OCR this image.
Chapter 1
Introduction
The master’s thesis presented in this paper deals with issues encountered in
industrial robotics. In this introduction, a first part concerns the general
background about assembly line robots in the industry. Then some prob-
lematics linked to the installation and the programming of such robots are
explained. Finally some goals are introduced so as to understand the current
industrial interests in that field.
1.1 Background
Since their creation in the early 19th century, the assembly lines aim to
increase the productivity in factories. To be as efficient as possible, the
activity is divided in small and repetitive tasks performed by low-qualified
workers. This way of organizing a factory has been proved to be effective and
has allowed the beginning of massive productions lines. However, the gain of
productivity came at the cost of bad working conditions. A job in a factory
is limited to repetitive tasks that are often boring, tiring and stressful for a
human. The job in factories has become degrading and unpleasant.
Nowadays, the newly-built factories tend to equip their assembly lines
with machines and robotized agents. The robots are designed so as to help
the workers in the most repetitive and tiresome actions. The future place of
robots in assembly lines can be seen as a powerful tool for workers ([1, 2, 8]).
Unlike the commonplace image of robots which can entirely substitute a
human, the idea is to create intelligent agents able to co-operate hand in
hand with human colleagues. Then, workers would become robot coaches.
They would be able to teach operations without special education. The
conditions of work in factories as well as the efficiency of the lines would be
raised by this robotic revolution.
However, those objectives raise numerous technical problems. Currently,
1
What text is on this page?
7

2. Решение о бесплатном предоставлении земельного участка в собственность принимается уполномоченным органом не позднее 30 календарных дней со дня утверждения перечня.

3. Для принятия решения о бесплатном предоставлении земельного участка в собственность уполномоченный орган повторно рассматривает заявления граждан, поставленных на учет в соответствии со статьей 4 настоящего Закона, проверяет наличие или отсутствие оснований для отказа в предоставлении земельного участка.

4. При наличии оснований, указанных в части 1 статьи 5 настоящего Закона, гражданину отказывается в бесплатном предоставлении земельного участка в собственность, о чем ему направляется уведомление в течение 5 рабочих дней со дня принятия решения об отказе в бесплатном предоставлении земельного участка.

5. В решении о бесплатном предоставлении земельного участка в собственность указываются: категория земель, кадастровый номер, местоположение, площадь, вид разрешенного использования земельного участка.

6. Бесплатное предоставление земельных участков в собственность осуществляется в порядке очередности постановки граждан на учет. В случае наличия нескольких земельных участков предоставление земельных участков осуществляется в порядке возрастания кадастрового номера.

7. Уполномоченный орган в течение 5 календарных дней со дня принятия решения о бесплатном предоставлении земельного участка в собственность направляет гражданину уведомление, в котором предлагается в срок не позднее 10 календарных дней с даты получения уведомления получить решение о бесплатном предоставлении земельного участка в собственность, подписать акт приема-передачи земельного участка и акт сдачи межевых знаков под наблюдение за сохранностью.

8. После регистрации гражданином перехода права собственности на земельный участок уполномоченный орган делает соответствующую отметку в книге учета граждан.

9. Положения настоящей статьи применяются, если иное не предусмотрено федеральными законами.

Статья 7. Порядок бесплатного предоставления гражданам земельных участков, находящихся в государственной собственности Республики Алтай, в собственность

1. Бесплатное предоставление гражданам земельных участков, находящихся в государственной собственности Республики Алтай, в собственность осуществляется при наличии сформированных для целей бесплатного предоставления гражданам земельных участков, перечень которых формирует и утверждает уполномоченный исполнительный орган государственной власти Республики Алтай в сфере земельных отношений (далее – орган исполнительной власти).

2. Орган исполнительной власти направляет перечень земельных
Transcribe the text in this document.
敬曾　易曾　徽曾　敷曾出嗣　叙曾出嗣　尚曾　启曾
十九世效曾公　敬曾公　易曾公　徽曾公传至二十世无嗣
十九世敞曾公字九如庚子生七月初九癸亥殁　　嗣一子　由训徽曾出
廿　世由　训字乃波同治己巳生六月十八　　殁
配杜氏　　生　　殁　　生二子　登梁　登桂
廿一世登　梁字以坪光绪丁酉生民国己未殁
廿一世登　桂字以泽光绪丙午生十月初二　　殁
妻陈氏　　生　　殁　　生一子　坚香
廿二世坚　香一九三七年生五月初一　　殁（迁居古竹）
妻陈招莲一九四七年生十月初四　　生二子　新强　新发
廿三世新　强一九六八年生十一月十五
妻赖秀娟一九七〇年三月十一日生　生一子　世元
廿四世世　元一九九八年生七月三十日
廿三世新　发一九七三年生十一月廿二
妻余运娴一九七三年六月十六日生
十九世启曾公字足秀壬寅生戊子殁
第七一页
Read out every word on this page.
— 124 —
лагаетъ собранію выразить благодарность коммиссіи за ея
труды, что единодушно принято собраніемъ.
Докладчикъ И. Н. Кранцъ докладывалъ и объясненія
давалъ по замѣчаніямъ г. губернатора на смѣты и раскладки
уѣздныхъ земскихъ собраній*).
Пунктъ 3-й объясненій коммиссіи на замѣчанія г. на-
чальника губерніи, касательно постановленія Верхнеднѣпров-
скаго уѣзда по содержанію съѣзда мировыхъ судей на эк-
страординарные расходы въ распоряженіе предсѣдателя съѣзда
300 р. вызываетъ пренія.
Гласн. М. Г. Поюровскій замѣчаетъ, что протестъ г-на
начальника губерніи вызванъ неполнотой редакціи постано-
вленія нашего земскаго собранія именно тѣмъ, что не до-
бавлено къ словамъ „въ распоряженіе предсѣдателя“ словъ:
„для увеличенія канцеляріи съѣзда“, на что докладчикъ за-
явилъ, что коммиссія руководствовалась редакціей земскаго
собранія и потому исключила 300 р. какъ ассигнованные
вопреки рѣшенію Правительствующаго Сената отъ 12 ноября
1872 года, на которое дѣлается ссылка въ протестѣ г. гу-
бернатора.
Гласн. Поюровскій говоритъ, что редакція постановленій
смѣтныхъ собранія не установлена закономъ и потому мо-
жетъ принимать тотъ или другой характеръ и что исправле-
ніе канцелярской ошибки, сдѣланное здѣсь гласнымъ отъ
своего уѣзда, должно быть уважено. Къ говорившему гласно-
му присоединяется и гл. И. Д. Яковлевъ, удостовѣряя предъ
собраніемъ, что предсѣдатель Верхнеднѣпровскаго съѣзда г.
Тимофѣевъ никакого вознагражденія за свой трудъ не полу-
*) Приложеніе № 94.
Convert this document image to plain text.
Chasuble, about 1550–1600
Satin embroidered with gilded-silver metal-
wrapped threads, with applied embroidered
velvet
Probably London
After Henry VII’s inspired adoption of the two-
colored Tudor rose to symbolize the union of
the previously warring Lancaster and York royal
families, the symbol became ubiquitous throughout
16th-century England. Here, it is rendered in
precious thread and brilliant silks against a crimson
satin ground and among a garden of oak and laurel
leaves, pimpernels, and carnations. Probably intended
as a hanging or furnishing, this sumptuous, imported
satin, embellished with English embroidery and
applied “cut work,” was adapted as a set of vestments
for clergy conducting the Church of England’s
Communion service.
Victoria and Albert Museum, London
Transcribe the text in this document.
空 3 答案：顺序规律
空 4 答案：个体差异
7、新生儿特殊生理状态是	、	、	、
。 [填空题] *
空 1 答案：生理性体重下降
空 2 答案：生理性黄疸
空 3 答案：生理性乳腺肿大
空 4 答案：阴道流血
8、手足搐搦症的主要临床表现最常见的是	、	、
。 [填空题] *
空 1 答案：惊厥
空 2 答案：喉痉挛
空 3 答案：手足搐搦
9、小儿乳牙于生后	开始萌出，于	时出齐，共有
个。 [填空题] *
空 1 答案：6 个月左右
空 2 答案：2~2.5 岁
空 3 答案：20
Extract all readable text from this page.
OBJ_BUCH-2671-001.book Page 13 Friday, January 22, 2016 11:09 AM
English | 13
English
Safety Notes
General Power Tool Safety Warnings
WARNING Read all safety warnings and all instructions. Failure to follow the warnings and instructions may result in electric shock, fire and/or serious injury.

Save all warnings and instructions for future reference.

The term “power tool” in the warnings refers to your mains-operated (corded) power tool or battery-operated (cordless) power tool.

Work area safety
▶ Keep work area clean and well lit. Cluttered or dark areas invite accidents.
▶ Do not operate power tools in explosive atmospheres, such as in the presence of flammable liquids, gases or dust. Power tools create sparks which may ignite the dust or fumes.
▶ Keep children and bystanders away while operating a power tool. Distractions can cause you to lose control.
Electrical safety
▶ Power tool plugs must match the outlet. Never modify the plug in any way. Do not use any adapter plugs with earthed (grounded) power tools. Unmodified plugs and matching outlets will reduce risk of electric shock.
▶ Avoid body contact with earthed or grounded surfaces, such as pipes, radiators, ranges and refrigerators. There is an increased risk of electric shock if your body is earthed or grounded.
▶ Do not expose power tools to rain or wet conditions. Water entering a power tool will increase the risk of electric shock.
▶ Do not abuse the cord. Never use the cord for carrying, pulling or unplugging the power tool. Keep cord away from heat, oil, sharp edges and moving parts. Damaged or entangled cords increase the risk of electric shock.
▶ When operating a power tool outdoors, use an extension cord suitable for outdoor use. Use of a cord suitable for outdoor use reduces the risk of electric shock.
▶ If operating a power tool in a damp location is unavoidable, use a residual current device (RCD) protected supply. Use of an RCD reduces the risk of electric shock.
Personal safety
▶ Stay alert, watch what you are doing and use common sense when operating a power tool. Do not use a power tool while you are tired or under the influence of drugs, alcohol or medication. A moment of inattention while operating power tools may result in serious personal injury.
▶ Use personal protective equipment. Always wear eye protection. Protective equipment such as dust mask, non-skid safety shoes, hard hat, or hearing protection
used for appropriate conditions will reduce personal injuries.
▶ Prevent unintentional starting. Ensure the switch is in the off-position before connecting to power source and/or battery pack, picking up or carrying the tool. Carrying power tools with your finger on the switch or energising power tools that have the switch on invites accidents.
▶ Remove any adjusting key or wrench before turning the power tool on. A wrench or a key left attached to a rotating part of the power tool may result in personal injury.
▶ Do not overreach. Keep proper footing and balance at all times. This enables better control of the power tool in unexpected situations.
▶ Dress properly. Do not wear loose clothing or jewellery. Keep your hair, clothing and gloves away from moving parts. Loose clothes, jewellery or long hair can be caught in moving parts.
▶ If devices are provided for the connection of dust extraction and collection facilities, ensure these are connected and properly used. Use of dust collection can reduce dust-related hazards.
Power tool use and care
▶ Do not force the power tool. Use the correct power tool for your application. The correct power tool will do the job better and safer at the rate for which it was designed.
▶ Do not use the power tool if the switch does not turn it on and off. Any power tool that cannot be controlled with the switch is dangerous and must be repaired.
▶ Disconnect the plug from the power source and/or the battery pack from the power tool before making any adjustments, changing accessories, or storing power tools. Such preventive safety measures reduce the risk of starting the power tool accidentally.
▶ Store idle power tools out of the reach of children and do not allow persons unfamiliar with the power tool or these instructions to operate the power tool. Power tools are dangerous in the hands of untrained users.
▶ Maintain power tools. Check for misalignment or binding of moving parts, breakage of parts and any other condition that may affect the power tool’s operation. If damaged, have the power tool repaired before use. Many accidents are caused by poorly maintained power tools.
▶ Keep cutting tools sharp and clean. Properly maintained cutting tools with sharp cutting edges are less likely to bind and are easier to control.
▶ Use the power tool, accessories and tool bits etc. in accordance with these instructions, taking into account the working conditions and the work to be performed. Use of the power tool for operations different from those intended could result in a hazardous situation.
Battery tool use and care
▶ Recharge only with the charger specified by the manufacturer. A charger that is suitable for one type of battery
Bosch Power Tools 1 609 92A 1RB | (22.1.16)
**********
Aim of the task: Within the entries above, report how many lines include "исполнительной", and keep the answer to the number.

Task response: 2